### TASK GOAL
Return the number of lines that include the string "document", without any other text.

+ + + + +

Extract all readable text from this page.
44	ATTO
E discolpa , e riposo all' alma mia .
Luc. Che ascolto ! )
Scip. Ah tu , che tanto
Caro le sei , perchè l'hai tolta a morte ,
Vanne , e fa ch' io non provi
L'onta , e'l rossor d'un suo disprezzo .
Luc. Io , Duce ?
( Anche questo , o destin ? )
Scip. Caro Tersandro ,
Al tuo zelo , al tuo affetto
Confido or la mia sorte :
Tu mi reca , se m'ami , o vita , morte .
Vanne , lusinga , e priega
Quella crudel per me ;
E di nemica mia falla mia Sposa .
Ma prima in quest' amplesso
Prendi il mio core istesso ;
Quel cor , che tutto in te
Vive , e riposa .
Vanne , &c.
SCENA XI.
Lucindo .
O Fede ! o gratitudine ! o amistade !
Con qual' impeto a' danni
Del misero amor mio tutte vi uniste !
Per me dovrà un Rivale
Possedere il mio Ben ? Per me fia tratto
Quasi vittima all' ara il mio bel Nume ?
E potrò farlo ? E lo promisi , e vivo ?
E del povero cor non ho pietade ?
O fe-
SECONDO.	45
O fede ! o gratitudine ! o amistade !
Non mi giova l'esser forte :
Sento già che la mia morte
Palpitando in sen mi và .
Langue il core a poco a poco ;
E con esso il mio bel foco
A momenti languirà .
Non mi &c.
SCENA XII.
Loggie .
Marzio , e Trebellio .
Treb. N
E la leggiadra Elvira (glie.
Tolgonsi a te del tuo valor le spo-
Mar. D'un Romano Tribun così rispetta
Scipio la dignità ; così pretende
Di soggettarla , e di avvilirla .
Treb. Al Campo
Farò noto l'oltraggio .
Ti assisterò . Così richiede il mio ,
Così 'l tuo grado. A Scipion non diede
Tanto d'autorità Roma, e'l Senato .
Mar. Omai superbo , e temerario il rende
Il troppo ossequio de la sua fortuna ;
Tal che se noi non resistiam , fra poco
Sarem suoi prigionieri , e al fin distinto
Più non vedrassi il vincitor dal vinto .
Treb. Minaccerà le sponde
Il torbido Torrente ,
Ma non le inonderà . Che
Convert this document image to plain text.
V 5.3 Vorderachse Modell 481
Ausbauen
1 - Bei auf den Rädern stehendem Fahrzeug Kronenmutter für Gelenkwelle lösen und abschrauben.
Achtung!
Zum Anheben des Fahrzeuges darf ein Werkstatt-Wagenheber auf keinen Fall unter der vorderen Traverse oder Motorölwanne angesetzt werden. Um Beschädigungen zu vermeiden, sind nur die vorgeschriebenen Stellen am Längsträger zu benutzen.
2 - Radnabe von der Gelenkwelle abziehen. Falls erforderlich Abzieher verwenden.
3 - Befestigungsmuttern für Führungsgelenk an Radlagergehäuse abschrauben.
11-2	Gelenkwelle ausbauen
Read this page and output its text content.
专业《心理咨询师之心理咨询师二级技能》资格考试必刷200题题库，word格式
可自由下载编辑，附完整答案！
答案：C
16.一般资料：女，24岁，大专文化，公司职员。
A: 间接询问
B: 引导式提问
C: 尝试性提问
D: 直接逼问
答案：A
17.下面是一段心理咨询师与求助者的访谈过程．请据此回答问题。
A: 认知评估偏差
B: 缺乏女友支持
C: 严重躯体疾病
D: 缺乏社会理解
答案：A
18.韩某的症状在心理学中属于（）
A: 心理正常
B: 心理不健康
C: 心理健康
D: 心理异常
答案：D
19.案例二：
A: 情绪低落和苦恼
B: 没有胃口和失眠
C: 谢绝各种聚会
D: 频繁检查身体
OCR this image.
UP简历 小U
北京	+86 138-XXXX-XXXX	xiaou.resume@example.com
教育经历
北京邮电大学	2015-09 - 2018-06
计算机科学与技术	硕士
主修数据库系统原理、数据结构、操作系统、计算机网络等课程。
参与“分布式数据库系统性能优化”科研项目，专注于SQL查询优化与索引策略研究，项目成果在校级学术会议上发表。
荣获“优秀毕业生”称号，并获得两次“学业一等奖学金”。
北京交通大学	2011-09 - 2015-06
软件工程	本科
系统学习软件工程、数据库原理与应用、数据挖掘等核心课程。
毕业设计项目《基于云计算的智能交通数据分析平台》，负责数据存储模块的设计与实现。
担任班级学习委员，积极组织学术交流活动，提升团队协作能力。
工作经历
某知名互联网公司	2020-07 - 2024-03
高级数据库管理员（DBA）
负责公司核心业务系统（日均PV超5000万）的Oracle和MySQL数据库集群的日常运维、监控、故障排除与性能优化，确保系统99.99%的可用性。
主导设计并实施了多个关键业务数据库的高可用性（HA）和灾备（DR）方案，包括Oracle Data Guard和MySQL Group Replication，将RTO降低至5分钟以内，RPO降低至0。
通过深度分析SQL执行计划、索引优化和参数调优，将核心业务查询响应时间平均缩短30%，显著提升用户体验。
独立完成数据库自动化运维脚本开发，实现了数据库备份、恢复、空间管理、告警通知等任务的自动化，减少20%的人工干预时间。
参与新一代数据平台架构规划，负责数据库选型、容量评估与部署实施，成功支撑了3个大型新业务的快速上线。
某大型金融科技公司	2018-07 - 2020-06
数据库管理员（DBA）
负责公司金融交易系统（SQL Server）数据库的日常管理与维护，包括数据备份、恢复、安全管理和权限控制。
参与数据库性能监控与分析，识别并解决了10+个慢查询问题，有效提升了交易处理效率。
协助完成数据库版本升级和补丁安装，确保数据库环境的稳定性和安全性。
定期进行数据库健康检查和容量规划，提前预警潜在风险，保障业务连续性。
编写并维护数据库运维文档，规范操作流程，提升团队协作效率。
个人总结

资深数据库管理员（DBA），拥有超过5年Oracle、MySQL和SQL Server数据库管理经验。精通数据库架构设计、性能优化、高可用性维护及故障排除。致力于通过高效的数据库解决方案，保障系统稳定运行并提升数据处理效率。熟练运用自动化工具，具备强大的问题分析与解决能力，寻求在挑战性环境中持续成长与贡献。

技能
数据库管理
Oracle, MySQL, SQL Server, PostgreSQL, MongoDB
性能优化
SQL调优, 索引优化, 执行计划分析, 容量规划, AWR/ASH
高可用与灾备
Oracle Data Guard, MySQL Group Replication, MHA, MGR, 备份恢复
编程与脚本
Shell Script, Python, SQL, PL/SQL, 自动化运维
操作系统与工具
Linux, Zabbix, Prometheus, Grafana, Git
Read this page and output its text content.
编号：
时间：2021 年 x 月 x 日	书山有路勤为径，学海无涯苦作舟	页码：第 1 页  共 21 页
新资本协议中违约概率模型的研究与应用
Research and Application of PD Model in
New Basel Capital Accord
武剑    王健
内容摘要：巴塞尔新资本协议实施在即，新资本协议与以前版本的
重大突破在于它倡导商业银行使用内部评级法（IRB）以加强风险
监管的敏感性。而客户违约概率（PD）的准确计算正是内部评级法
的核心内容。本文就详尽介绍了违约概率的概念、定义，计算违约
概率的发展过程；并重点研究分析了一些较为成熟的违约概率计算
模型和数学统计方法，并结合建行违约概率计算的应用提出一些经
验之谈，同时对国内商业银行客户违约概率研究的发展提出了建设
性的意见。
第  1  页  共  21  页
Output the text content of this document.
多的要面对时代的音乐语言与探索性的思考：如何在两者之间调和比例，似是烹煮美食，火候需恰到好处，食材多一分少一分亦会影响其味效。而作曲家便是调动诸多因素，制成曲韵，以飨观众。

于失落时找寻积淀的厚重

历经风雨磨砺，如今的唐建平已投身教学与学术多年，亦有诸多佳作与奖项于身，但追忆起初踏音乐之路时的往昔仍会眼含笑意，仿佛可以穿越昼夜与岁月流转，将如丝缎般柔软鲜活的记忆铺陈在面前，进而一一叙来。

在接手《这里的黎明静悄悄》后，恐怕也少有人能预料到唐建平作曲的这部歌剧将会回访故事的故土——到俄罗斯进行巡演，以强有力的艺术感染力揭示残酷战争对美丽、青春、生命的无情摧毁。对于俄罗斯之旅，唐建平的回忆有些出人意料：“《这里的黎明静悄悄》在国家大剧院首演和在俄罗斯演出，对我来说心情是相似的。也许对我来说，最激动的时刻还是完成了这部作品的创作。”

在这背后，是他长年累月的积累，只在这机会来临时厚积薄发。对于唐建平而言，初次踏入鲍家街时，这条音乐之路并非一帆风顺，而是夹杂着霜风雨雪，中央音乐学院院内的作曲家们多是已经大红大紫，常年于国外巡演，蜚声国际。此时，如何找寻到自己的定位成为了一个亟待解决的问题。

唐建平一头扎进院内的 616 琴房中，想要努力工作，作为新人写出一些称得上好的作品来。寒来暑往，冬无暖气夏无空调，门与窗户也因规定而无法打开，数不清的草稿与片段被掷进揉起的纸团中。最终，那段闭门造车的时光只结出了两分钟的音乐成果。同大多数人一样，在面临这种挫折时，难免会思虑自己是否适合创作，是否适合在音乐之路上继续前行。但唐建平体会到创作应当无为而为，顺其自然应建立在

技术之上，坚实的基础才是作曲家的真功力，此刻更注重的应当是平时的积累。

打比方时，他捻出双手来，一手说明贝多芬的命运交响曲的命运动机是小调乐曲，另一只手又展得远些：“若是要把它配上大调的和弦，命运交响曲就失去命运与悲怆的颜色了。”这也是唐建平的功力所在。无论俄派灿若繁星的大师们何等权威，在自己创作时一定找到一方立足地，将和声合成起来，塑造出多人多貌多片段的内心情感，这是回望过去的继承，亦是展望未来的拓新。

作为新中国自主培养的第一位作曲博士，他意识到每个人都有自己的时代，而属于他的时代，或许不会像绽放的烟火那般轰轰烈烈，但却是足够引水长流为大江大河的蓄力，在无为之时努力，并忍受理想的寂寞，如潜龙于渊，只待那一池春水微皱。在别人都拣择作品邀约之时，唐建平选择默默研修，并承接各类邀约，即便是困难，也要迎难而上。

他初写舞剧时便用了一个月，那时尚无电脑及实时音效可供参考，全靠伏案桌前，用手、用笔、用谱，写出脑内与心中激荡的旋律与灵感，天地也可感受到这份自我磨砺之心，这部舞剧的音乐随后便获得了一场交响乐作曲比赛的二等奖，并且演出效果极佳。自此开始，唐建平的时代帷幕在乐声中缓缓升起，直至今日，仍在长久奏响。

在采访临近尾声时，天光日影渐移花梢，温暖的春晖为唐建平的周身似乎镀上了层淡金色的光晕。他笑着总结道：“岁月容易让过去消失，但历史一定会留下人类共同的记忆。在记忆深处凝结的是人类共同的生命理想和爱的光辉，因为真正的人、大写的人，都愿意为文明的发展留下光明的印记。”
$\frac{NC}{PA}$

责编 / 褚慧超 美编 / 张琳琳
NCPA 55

+ + + + +

### WORKED ANSWER
2